Teks Bacaan.
%%

Dari sembilan orang ABK di atas, satu di antaranya bernama Syarifudin Siregar. Yang bersangkutan meninggal dunia setelah bekerja selama tiga tahun di kapal sekitar 2020 lalu. Tragisnya, jasad Syarifuddin dilarung ke laut tanpa perizinan dari pihak keluarga.
Selain itu, SBMI juga pernah menerima laporan dari seorang ABK asal Sumatra Utara lainnya yang juga bernama Syarifudin. Dia mengalami eksploitasi saat bekerja di kapal asing 2014 silam.
Perkara ini telah dilaporkan oleh SBMI ke Bareskrim Mabes Polri pada 2015 lalu dengan dugaan Tindak Pidana Perdagangan Orang (TPPO). Akan tetapi, hingga saat ini terduga pelaku belum juga ditangkap meski sudah masuk dalam Daftar Pencarian Orang (DPO).
Orang yang dimaksud adalah lelaki bernama Ibrahim. Dia merupakan pimpinan perusahaan atau agensi yang menempatkan Syarifudin bekerja di kapal asing. Ibrahim merupakan pemilik PT Dinda Bahari. Perusahaan ini berkantor di Bekasi, Jawa Barat.
"Masalahnya kepolisian tidak dapat menangkap pelakunya. Masih DPO," kata Haryanto.
Berdasar data SBMI, terdapat total 634 aduan ABK asal Indonesia tentang dugaan praktik perbudakan di kapal penangkap ikan kurun 2013-2021. Laporan terbanyak datang dari ABK asal Jawa Tengah dan Jawa Barat. Persentase laporan ini cenderung meningkat dari tahun ke tahun.
Menurut Ocean Campaigner Greenpeace Indonesia Arifsyah M Nasution, Sumatra Utara merupakan provinsi yang jadi sumber tenaga kerja ABK di Indonesia. Tak jarang dari ABK tersebut yang berkerja di kapal-kapal asing melalui agensi.

%%

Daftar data
%%

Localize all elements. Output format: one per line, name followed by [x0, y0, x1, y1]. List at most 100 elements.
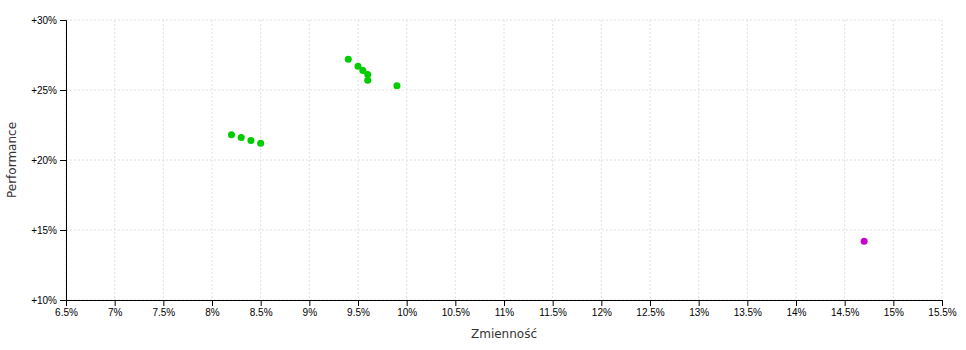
tick: 8% — [205, 300, 220, 318]
tick-mark — [358, 300, 359, 306]
tick-mark — [796, 300, 797, 306]
tick-mark — [650, 300, 651, 306]
tick: 9% — [303, 300, 318, 318]
tick-label: 9.5% — [347, 307, 370, 318]
tick-mark — [504, 300, 505, 306]
tick-label: 12% — [592, 307, 612, 318]
x-axis-title: Zmienność — [471, 327, 537, 341]
tick: 6.5% — [55, 300, 78, 318]
y-axis-title: Performance — [5, 122, 19, 198]
point — [861, 238, 868, 245]
plot: 6.5% 7% 7.5% 8% 8.5% 9% 9.5% 10% 10.5% 11% 11.5% 12… — [31, 15, 957, 318]
tick-mark — [455, 300, 456, 306]
grid-line — [309, 20, 310, 300]
tick: 8.5% — [250, 300, 273, 318]
tick: 10.5% — [442, 300, 470, 318]
series — [228, 56, 400, 147]
tick-mark — [60, 160, 66, 161]
tick: 11.5% — [539, 300, 567, 318]
point — [364, 77, 371, 84]
tick-mark — [699, 300, 700, 306]
tick: 7% — [108, 300, 123, 318]
grid-line — [66, 230, 942, 231]
grid-line — [844, 20, 845, 300]
grid-line — [260, 20, 261, 300]
tick: 15.5% — [928, 300, 956, 318]
tick-mark — [60, 20, 66, 21]
tick-mark — [309, 300, 310, 306]
tick-mark — [115, 300, 116, 306]
grid-line — [66, 90, 942, 91]
marks — [228, 56, 868, 245]
axis-line — [67, 301, 943, 307]
series — [861, 238, 868, 245]
tick: +25% — [31, 85, 66, 96]
tick: 14.5% — [831, 300, 859, 318]
tick-label: +10% — [31, 295, 57, 306]
tick-label: +25% — [31, 85, 57, 96]
tick: +10% — [31, 295, 66, 306]
tick: 13% — [689, 300, 709, 318]
tick-label: 7% — [108, 307, 123, 318]
grid — [66, 20, 942, 300]
tick-mark — [893, 300, 894, 306]
tick-label: 10% — [397, 307, 417, 318]
tick-label: 13.5% — [734, 307, 762, 318]
x-axis: 6.5% 7% 7.5% 8% 8.5% 9% 9.5% 10% 10.5% 11% 11.5% 12… — [55, 300, 957, 318]
tick-mark — [60, 300, 66, 301]
grid-line — [601, 20, 602, 300]
tick-mark — [942, 300, 943, 306]
tick: 12% — [592, 300, 612, 318]
y-axis: +10% +15% +20% +25% +30% — [31, 15, 66, 306]
grid-line — [66, 20, 942, 21]
tick: +30% — [31, 15, 66, 26]
tick: +15% — [31, 225, 66, 236]
point — [238, 134, 245, 141]
tick-label: +15% — [31, 225, 57, 236]
tick: 15% — [884, 300, 904, 318]
tick-label: 14% — [786, 307, 806, 318]
tick-mark — [553, 300, 554, 306]
tick-mark — [601, 300, 602, 306]
point — [345, 56, 352, 63]
grid-line — [66, 160, 942, 161]
tick: 13.5% — [734, 300, 762, 318]
tick: 7.5% — [152, 300, 175, 318]
tick-mark — [212, 300, 213, 306]
tick-label: 8.5% — [250, 307, 273, 318]
point — [393, 82, 400, 89]
point — [257, 140, 264, 147]
grid-line — [552, 20, 553, 300]
tick-label: 11.5% — [539, 307, 567, 318]
tick-mark — [747, 300, 748, 306]
point — [228, 131, 235, 138]
point — [247, 137, 254, 144]
tick-label: 13% — [689, 307, 709, 318]
tick-label: +20% — [31, 155, 57, 166]
tick-mark — [163, 300, 164, 306]
tick: 11% — [495, 300, 514, 318]
tick-mark — [845, 300, 846, 306]
tick-label: +30% — [31, 15, 57, 26]
tick: +20% — [31, 155, 66, 166]
tick-mark — [407, 300, 408, 306]
tick-label: 14.5% — [831, 307, 859, 318]
tick-label: 7.5% — [152, 307, 175, 318]
tick-label: 15% — [884, 307, 904, 318]
axis-line — [60, 21, 67, 301]
tick: 9.5% — [347, 300, 370, 318]
tick: 14% — [786, 300, 806, 318]
tick-label: 15.5% — [928, 307, 956, 318]
tick: 12.5% — [636, 300, 664, 318]
tick-label: 11% — [495, 307, 514, 318]
tick-mark — [60, 230, 66, 231]
tick-label: 6.5% — [55, 307, 78, 318]
tick-label: 12.5% — [636, 307, 664, 318]
grid-line — [893, 20, 894, 300]
tick-mark — [60, 90, 66, 91]
tick-label: 8% — [205, 307, 220, 318]
chart: 6.5% 7% 7.5% 8% 8.5% 9% 9.5% 10% 10.5% 11% 11.5% 12… — [0, 0, 966, 350]
tick-label: 9% — [303, 307, 318, 318]
tick-label: 10.5% — [442, 307, 470, 318]
tick: 10% — [397, 300, 417, 318]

%%

Daftar Tugas.
1/ Tuliskan ulang bagian bacaan tentang ABK mulai dari kata "Selain itu, SBMI" sampai kata "asing 2014 silam.", sama persis seperti di bacaan.
2/ Menurut bacaan tentang ABK, benar atau tidakkah pernyataan berikut: (a) Syarifudin Siregar bekerja di kapal selama tiga tahun; (b) PT Dinda Bahari berkantor di Jakarta; (c) laporan terbanyak datang dari ABK asal Sumatra Utara? Jawab ya atau tidak untuk tiap pernyataan dan sertakan kutipan persis dari bacaan yang menjadi dasarnya.
3/ Sambung bacaan tentang ABK asal Indonesia, mulai sesudah kalimat terakhir yang ada.

Hasil yang Diharapkan.
1/
Selain itu, SBMI juga pernah menerima laporan dari seorang ABK asal Sumatra Utara lainnya yang juga bernama Syarifudin. Dia mengalami eksploitasi saat bekerja di kapal asing 2014 silam.

2/
(a) Ya: "Yang bersangkutan meninggal dunia setelah bekerja selama tiga tahun di kapal sekitar 2020 lalu."
(b) Tidak: "Perusahaan ini berkantor di Bekasi, Jawa Barat."
(c) Tidak: "Laporan terbanyak datang dari ABK asal Jawa Tengah dan Jawa Barat."

3/
"Sumatra Utara termasuk salah satu provinsi di Indonesia yang menjadi sumber ABK asal Indonesia yang diberangkatkan untuk bekerja di kapal-kapal ikan berbendera asing di luar negeri. kata Arifsyah.
Untuk mengingatkan publik akan bahaya praktik terselubung perbudakan di zaman modern seperti ini, Ikatan Wartawan Online (IWO) Medan berkerja sama dengan Greenpeace Indonesia menggelar nonton bareng (nobar) film Before You Eat di Universitas Medan Area (UMA), Kota Medan, Sumatra Utara pada Rabu (8/6/2022) lalu.
Acara dihadiri oleh berbagai kalangan. Antara lain mahasiswa dan mahasiswi, himpunan nelayan, dewan pimpinan daerah, praktisi hukum hingga jurnalis. Kegiatan ini dibuka langsung oleh Rektor UMA Prof Dadan Ramdan.
Menurut Ketua IWO Medan Erie Prasetyo, nobar kali ini digelar untuk mengedukasi masyarakat tentang praktik perbudakan pada zaman modern.
Seperti diketahui, Before You Eat merupakan film dokumenter yang menceritakan kisah ABK asal Indonesia yang bekerja di kapal luar negeri.
Mereka mengalami berbagai eksploitasi, mulai dari gaji yang tak jelas, jam kerja hingga berbagai perlakuan keji lainnya.
Selain mengungkap tabir gelap dunia perbudakan di kapal, kata Erie, film ini juga diputar dalam rangka memperingati Hari Laut Sedunia atau Ocean World Day.
"Antusias peserta sangat tinggi selama mengikuti enam jam sesi acara ini. Film ini memberi edukasi kepada masyarakat bahwa perbudakan pekerja masih terjadi di zaman modern saat ini," kata Erie, Kamis (9/6/2022).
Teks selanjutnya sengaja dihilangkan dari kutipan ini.